(Entries taken from a collection)

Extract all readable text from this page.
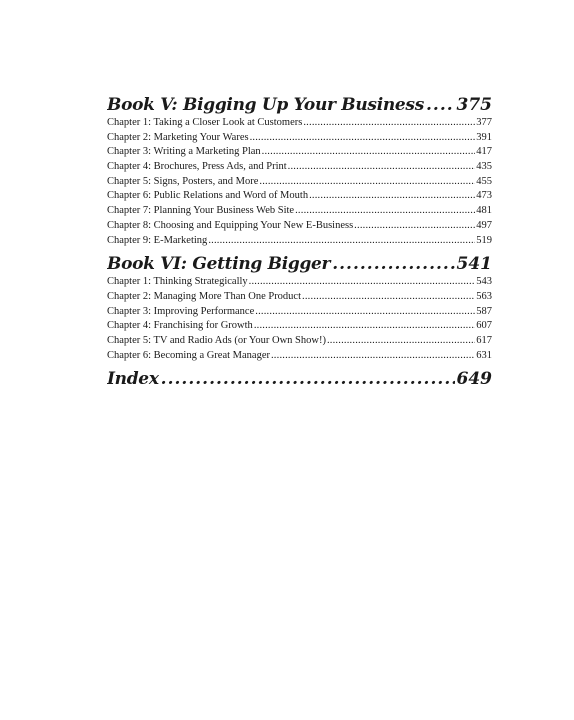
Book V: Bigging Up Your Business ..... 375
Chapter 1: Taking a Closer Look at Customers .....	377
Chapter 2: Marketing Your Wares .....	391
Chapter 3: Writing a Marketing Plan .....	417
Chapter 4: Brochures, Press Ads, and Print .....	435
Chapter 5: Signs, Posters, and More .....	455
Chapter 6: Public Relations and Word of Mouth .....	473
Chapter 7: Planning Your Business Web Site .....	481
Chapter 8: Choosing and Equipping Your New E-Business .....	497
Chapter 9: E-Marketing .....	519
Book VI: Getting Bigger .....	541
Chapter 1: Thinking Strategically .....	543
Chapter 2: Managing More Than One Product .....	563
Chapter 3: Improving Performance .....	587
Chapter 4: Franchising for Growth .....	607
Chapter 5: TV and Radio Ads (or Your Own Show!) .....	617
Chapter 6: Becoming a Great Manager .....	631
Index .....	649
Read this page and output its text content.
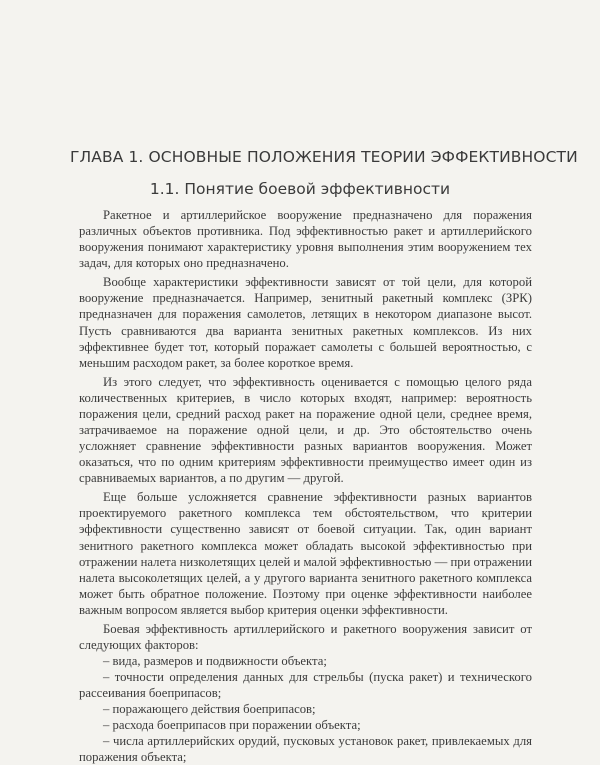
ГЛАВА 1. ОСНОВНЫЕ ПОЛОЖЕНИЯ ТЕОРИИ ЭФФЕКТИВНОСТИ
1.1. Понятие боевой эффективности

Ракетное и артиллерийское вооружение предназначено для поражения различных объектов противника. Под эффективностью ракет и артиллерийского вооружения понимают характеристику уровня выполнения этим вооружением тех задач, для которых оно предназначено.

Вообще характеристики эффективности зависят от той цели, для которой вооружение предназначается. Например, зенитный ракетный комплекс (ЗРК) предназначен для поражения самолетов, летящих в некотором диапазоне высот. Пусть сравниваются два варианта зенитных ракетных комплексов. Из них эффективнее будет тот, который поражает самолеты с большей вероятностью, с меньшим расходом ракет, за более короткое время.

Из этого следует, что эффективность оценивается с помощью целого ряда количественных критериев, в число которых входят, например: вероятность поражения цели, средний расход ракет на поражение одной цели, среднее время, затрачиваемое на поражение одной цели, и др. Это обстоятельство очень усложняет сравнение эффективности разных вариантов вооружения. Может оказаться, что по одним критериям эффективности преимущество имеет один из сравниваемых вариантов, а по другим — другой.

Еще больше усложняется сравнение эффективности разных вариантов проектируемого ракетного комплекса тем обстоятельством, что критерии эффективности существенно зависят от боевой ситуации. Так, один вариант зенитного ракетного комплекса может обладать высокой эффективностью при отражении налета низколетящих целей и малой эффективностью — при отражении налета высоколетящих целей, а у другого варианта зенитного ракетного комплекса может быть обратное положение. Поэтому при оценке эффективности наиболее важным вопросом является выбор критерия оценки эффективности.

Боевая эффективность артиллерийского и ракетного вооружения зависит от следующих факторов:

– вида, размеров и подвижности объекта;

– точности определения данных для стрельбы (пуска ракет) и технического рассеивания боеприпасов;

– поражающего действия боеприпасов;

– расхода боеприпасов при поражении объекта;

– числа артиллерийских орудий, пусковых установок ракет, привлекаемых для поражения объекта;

• **What this task involves**:
Find the word "один" in the data and copy out each line where it turns up.

• **Written solution**:
Из этого следует, что эффективность оценивается с помощью целого ряда количественных критериев, в число которых входят, например: вероятность поражения цели, средний расход ракет на поражение одной цели, среднее время, затрачиваемое на поражение одной цели, и др. Это обстоятельство очень усложняет сравнение эффективности разных вариантов вооружения. Может оказаться, что по одним критериям эффективности преимущество имеет один из сравниваемых вариантов, а по другим — другой.
Еще больше усложняется сравнение эффективности разных вариантов проектируемого ракетного комплекса тем обстоятельством, что критерии эффективности существенно зависят от боевой ситуации. Так, один вариант зенитного ракетного комплекса может обладать высокой эффективностью при отражении налета низколетящих целей и малой эффективностью — при отражении налета высоколетящих целей, а у другого варианта зенитного ракетного комплекса может быть обратное положение. Поэтому при оценке эффективности наиболее важным вопросом является выбор критерия оценки эффективности.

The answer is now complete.